─── Records shown
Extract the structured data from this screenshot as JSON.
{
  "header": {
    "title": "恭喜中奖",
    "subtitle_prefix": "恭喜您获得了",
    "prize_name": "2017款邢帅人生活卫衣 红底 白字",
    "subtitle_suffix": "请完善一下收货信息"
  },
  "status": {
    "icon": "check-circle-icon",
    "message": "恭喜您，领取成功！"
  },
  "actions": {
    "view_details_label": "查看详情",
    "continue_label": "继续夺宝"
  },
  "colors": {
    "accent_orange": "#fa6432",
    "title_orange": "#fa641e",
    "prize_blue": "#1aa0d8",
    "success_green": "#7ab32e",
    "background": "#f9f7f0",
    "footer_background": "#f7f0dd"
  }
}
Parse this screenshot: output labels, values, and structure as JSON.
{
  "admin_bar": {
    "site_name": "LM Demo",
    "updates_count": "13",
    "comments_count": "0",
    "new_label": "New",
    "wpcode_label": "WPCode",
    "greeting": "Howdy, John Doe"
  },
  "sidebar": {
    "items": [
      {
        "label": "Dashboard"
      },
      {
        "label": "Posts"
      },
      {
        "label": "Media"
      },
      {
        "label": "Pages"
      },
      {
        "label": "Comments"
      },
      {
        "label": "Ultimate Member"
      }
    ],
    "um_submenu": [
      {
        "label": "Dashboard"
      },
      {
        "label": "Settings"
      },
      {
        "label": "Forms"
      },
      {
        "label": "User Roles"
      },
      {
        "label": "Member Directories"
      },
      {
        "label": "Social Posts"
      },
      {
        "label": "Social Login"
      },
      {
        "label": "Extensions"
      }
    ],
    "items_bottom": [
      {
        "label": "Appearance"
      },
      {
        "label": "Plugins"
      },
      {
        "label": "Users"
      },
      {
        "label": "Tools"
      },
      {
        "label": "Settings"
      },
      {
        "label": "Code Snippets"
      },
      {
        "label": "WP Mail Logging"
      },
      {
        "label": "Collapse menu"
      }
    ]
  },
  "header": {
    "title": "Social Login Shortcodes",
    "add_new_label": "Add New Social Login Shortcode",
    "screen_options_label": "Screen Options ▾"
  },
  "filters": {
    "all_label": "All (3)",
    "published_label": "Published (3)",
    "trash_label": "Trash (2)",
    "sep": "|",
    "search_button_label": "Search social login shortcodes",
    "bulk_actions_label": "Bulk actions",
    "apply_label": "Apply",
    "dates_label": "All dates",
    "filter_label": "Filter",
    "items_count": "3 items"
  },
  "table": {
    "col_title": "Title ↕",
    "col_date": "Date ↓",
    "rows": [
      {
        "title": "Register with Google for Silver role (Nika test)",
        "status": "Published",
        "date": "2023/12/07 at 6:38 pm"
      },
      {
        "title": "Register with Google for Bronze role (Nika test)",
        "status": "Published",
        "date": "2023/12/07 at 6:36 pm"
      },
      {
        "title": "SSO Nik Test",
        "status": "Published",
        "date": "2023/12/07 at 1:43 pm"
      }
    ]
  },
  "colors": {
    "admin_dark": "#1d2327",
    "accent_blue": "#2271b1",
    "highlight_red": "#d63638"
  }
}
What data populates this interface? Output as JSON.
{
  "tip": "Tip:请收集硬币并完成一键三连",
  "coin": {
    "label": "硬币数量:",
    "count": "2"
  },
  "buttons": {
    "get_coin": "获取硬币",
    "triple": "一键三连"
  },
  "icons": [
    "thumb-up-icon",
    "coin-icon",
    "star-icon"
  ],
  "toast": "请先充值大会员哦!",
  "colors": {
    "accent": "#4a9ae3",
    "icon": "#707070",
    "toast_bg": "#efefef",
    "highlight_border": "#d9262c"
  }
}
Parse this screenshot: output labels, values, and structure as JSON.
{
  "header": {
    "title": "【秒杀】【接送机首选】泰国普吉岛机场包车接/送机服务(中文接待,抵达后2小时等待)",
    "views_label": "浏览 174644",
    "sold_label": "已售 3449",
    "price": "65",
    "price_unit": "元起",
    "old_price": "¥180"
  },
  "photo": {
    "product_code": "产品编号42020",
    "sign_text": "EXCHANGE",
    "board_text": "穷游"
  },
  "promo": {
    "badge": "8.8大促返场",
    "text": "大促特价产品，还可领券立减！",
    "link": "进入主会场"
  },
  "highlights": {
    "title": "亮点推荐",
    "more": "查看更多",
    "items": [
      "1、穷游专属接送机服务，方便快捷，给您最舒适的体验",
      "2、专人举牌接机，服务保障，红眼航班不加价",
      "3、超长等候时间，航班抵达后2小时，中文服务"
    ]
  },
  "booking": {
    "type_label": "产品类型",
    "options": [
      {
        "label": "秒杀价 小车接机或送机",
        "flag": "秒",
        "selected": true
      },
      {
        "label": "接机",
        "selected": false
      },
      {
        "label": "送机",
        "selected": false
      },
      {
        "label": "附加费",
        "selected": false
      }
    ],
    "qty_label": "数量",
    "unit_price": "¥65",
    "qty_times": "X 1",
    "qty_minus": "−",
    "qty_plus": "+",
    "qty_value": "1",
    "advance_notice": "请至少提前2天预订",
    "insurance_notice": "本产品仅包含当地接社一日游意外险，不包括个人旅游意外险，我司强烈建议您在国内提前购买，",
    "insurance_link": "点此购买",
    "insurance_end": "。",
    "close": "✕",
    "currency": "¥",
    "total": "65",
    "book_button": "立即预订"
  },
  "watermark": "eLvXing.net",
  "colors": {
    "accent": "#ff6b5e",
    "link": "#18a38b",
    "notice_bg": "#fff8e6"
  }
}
──────
:: Work to be completed ::
Using the data above, copy each line that contains "this".

:: Task result ::
Extract the structured data from this screenshot as JSON.
Parse this screenshot: output labels, values, and structure as JSON.
What data populates this interface? Output as JSON.
Parse this screenshot: output labels, values, and structure as JSON.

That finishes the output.